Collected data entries
* start *

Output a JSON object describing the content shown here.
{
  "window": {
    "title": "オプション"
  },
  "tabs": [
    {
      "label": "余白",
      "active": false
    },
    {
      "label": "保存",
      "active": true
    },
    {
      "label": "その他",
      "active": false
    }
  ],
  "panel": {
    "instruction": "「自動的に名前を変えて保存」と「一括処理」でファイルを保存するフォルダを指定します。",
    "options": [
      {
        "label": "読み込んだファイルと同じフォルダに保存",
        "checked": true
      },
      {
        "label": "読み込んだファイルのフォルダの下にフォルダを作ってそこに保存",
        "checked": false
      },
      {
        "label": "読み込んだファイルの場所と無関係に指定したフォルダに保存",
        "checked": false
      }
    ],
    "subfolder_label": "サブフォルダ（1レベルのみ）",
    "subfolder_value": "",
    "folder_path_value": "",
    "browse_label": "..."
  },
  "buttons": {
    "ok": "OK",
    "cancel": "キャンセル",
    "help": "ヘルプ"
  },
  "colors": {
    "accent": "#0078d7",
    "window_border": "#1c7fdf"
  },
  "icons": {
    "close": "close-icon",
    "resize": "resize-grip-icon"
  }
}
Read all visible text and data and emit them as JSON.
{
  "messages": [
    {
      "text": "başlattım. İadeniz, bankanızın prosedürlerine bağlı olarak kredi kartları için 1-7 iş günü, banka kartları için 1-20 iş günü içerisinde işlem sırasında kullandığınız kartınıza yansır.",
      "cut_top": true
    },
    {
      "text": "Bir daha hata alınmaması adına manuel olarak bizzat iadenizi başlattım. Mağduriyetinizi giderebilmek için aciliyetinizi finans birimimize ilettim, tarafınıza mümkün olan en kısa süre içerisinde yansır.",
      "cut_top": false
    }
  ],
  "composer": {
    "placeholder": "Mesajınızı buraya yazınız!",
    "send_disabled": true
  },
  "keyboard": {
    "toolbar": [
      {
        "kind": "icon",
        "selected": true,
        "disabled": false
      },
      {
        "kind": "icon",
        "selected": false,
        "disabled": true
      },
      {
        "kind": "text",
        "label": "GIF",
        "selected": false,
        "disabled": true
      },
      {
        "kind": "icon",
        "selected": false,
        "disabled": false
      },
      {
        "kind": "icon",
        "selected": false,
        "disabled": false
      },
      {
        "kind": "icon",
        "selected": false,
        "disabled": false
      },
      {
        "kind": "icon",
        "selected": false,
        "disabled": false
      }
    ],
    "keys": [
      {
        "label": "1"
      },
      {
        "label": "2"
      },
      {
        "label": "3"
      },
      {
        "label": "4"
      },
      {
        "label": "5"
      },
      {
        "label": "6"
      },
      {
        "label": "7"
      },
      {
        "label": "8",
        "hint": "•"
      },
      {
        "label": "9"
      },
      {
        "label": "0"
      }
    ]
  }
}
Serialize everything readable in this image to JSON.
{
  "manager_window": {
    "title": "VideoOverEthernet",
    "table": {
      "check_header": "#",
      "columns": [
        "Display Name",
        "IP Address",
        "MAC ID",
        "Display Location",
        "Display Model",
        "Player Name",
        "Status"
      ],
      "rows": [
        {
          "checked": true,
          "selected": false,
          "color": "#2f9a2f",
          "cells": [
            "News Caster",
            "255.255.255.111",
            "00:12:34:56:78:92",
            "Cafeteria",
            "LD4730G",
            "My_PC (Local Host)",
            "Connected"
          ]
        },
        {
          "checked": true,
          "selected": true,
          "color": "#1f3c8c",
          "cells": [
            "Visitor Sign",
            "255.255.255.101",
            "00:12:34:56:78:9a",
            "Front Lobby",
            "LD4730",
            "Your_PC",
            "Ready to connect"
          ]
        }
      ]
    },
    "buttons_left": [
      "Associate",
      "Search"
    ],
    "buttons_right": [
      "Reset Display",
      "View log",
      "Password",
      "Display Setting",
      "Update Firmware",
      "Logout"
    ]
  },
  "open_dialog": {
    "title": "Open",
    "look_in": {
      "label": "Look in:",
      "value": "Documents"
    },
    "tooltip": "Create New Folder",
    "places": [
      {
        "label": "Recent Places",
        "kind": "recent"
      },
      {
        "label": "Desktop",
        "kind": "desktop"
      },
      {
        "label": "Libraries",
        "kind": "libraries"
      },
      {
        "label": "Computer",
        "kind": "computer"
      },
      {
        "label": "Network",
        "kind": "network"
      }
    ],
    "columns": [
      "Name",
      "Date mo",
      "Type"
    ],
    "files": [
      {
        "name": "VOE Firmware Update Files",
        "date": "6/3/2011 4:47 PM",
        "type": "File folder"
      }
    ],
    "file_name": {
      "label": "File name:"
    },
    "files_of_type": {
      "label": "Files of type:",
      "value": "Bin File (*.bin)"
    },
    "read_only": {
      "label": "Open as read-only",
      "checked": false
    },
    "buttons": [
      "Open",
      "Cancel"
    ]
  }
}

* end *

--- Job ---
Every record above must be duplicated exactly.

--- Complete output ---
Output a JSON object describing the content shown here.
{
  "window": {
    "title": "オプション"
  },
  "tabs": [
    {
      "label": "余白",
      "active": false
    },
    {
      "label": "保存",
      "active": true
    },
    {
      "label": "その他",
      "active": false
    }
  ],
  "panel": {
    "instruction": "「自動的に名前を変えて保存」と「一括処理」でファイルを保存するフォルダを指定します。",
    "options": [
      {
        "label": "読み込んだファイルと同じフォルダに保存",
        "checked": true
      },
      {
        "label": "読み込んだファイルのフォルダの下にフォルダを作ってそこに保存",
        "checked": false
      },
      {
        "label": "読み込んだファイルの場所と無関係に指定したフォルダに保存",
        "checked": false
      }
    ],
    "subfolder_label": "サブフォルダ（1レベルのみ）",
    "subfolder_value": "",
    "folder_path_value": "",
    "browse_label": "..."
  },
  "buttons": {
    "ok": "OK",
    "cancel": "キャンセル",
    "help": "ヘルプ"
  },
  "colors": {
    "accent": "#0078d7",
    "window_border": "#1c7fdf"
  },
  "icons": {
    "close": "close-icon",
    "resize": "resize-grip-icon"
  }
}
Read all visible text and data and emit them as JSON.
{
  "messages": [
    {
      "text": "başlattım. İadeniz, bankanızın prosedürlerine bağlı olarak kredi kartları için 1-7 iş günü, banka kartları için 1-20 iş günü içerisinde işlem sırasında kullandığınız kartınıza yansır.",
      "cut_top": true
    },
    {
      "text": "Bir daha hata alınmaması adına manuel olarak bizzat iadenizi başlattım. Mağduriyetinizi giderebilmek için aciliyetinizi finans birimimize ilettim, tarafınıza mümkün olan en kısa süre içerisinde yansır.",
      "cut_top": false
    }
  ],
  "composer": {
    "placeholder": "Mesajınızı buraya yazınız!",
    "send_disabled": true
  },
  "keyboard": {
    "toolbar": [
      {
        "kind": "icon",
        "selected": true,
        "disabled": false
      },
      {
        "kind": "icon",
        "selected": false,
        "disabled": true
      },
      {
        "kind": "text",
        "label": "GIF",
        "selected": false,
        "disabled": true
      },
      {
        "kind": "icon",
        "selected": false,
        "disabled": false
      },
      {
        "kind": "icon",
        "selected": false,
        "disabled": false
      },
      {
        "kind": "icon",
        "selected": false,
        "disabled": false
      },
      {
        "kind": "icon",
        "selected": false,
        "disabled": false
      }
    ],
    "keys": [
      {
        "label": "1"
      },
      {
        "label": "2"
      },
      {
        "label": "3"
      },
      {
        "label": "4"
      },
      {
        "label": "5"
      },
      {
        "label": "6"
      },
      {
        "label": "7"
      },
      {
        "label": "8",
        "hint": "•"
      },
      {
        "label": "9"
      },
      {
        "label": "0"
      }
    ]
  }
}
Serialize everything readable in this image to JSON.
{
  "manager_window": {
    "title": "VideoOverEthernet",
    "table": {
      "check_header": "#",
      "columns": [
        "Display Name",
        "IP Address",
        "MAC ID",
        "Display Location",
        "Display Model",
        "Player Name",
        "Status"
      ],
      "rows": [
        {
          "checked": true,
          "selected": false,
          "color": "#2f9a2f",
          "cells": [
            "News Caster",
            "255.255.255.111",
            "00:12:34:56:78:92",
            "Cafeteria",
            "LD4730G",
            "My_PC (Local Host)",
            "Connected"
          ]
        },
        {
          "checked": true,
          "selected": true,
          "color": "#1f3c8c",
          "cells": [
            "Visitor Sign",
            "255.255.255.101",
            "00:12:34:56:78:9a",
            "Front Lobby",
            "LD4730",
            "Your_PC",
            "Ready to connect"
          ]
        }
      ]
    },
    "buttons_left": [
      "Associate",
      "Search"
    ],
    "buttons_right": [
      "Reset Display",
      "View log",
      "Password",
      "Display Setting",
      "Update Firmware",
      "Logout"
    ]
  },
  "open_dialog": {
    "title": "Open",
    "look_in": {
      "label": "Look in:",
      "value": "Documents"
    },
    "tooltip": "Create New Folder",
    "places": [
      {
        "label": "Recent Places",
        "kind": "recent"
      },
      {
        "label": "Desktop",
        "kind": "desktop"
      },
      {
        "label": "Libraries",
        "kind": "libraries"
      },
      {
        "label": "Computer",
        "kind": "computer"
      },
      {
        "label": "Network",
        "kind": "network"
      }
    ],
    "columns": [
      "Name",
      "Date mo",
      "Type"
    ],
    "files": [
      {
        "name": "VOE Firmware Update Files",
        "date": "6/3/2011 4:47 PM",
        "type": "File folder"
      }
    ],
    "file_name": {
      "label": "File name:"
    },
    "files_of_type": {
      "label": "Files of type:",
      "value": "Bin File (*.bin)"
    },
    "read_only": {
      "label": "Open as read-only",
      "checked": false
    },
    "buttons": [
      "Open",
      "Cancel"
    ]
  }
}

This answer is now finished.